**AIM:** Identify each line containing the word "prestasi" and copy it.

**PROVIDED INFORMATION:**
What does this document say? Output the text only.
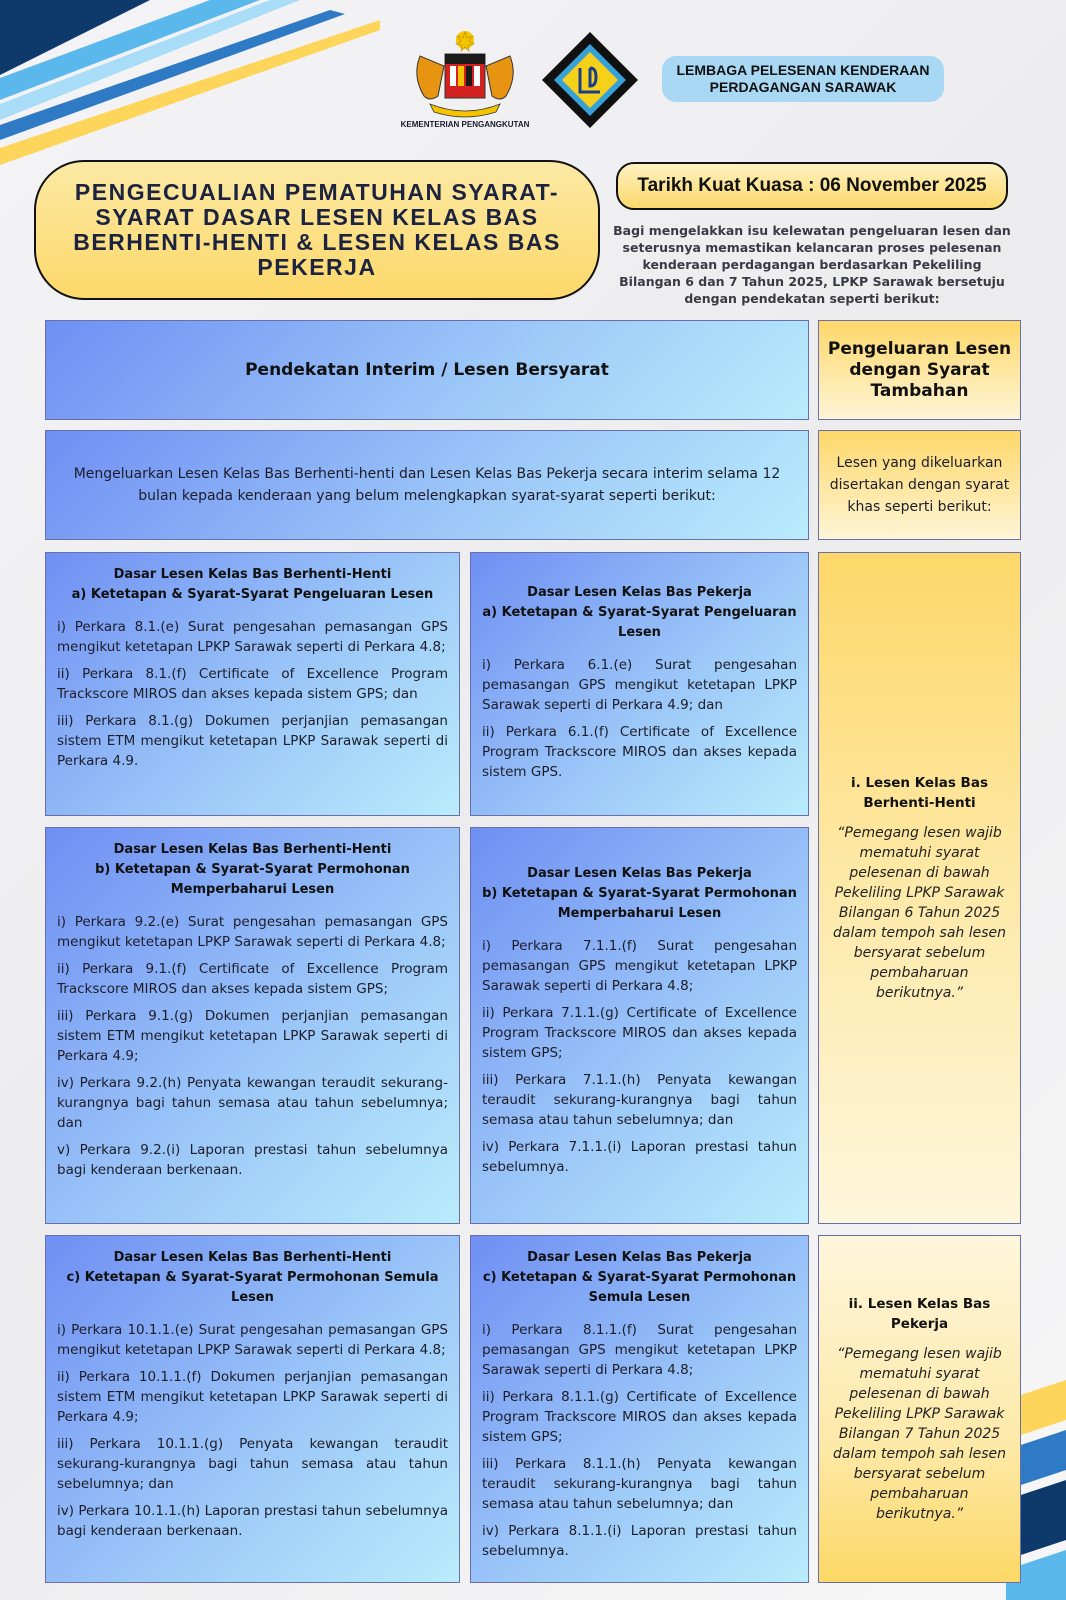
KEMENTERIAN PENGANGKUTAN
LEMBAGA PELESENAN KENDERAAN PERDAGANGAN SARAWAK
PENGECUALIAN PEMATUHAN SYARAT-SYARAT DASAR LESEN KELAS BAS BERHENTI-HENTI & LESEN KELAS BAS PEKERJA
Tarikh Kuat Kuasa : 06 November 2025
Bagi mengelakkan isu kelewatan pengeluaran lesen dan seterusnya memastikan kelancaran proses pelesenan kenderaan perdagangan berdasarkan Pekeliling Bilangan 6 dan 7 Tahun 2025, LPKP Sarawak bersetuju dengan pendekatan seperti berikut:
Pendekatan Interim / Lesen Bersyarat
Pengeluaran Lesen dengan Syarat Tambahan
Mengeluarkan Lesen Kelas Bas Berhenti-henti dan Lesen Kelas Bas Pekerja secara interim selama 12 bulan kepada kenderaan yang belum melengkapkan syarat-syarat seperti berikut:
Lesen yang dikeluarkan disertakan dengan syarat khas seperti berikut:
Dasar Lesen Kelas Bas Berhenti-Henti
a) Ketetapan & Syarat-Syarat Pengeluaran Lesen
i) Perkara 8.1.(e) Surat pengesahan pemasangan GPS mengikut ketetapan LPKP Sarawak seperti di Perkara 4.8;
ii) Perkara 8.1.(f) Certificate of Excellence Program Trackscore MIROS dan akses kepada sistem GPS; dan
iii) Perkara 8.1.(g) Dokumen perjanjian pemasangan sistem ETM mengikut ketetapan LPKP Sarawak seperti di Perkara 4.9.
Dasar Lesen Kelas Bas Pekerja
a) Ketetapan & Syarat-Syarat Pengeluaran Lesen
i) Perkara 6.1.(e) Surat pengesahan pemasangan GPS mengikut ketetapan LPKP Sarawak seperti di Perkara 4.9; dan
ii) Perkara 6.1.(f) Certificate of Excellence Program Trackscore MIROS dan akses kepada sistem GPS.
Dasar Lesen Kelas Bas Berhenti-Henti
b) Ketetapan & Syarat-Syarat Permohonan Memperbaharui Lesen
i) Perkara 9.2.(e) Surat pengesahan pemasangan GPS mengikut ketetapan LPKP Sarawak seperti di Perkara 4.8;
ii) Perkara 9.1.(f) Certificate of Excellence Program Trackscore MIROS dan akses kepada sistem GPS;
iii) Perkara 9.1.(g) Dokumen perjanjian pemasangan sistem ETM mengikut ketetapan LPKP Sarawak seperti di Perkara 4.9;
iv) Perkara 9.2.(h) Penyata kewangan teraudit sekurang-kurangnya bagi tahun semasa atau tahun sebelumnya; dan
v) Perkara 9.2.(i) Laporan prestasi tahun sebelumnya bagi kenderaan berkenaan.
Dasar Lesen Kelas Bas Pekerja
b) Ketetapan & Syarat-Syarat Permohonan Memperbaharui Lesen
i) Perkara 7.1.1.(f) Surat pengesahan pemasangan GPS mengikut ketetapan LPKP Sarawak seperti di Perkara 4.8;
ii) Perkara 7.1.1.(g) Certificate of Excellence Program Trackscore MIROS dan akses kepada sistem GPS;
iii) Perkara 7.1.1.(h) Penyata kewangan teraudit sekurang-kurangnya bagi tahun semasa atau tahun sebelumnya; dan
iv) Perkara 7.1.1.(i) Laporan prestasi tahun sebelumnya.
Dasar Lesen Kelas Bas Berhenti-Henti
c) Ketetapan & Syarat-Syarat Permohonan Semula Lesen
i) Perkara 10.1.1.(e) Surat pengesahan pemasangan GPS mengikut ketetapan LPKP Sarawak seperti di Perkara 4.8;
ii) Perkara 10.1.1.(f) Dokumen perjanjian pemasangan sistem ETM mengikut ketetapan LPKP Sarawak seperti di Perkara 4.9;
iii) Perkara 10.1.1.(g) Penyata kewangan teraudit sekurang-kurangnya bagi tahun semasa atau tahun sebelumnya; dan
iv) Perkara 10.1.1.(h) Laporan prestasi tahun sebelumnya bagi kenderaan berkenaan.
Dasar Lesen Kelas Bas Pekerja
c) Ketetapan & Syarat-Syarat Permohonan Semula Lesen
i) Perkara 8.1.1.(f) Surat pengesahan pemasangan GPS mengikut ketetapan LPKP Sarawak seperti di Perkara 4.8;
ii) Perkara 8.1.1.(g) Certificate of Excellence Program Trackscore MIROS dan akses kepada sistem GPS;
iii) Perkara 8.1.1.(h) Penyata kewangan teraudit sekurang-kurangnya bagi tahun semasa atau tahun sebelumnya; dan
iv) Perkara 8.1.1.(i) Laporan prestasi tahun sebelumnya.
i. Lesen Kelas Bas Berhenti-Henti
“Pemegang lesen wajib mematuhi syarat pelesenan di bawah Pekeliling LPKP Sarawak Bilangan 6 Tahun 2025 dalam tempoh sah lesen bersyarat sebelum pembaharuan berikutnya.”
ii. Lesen Kelas Bas Pekerja
“Pemegang lesen wajib mematuhi syarat pelesenan di bawah Pekeliling LPKP Sarawak Bilangan 7 Tahun 2025 dalam tempoh sah lesen bersyarat sebelum pembaharuan berikutnya.”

**THE RESPONSE:**
v) Perkara 9.2.(i) Laporan prestasi tahun sebelumnya bagi kenderaan berkenaan.
iv) Perkara 7.1.1.(i) Laporan prestasi tahun sebelumnya.
iv) Perkara 10.1.1.(h) Laporan prestasi tahun sebelumnya bagi kenderaan berkenaan.
iv) Perkara 8.1.1.(i) Laporan prestasi tahun sebelumnya.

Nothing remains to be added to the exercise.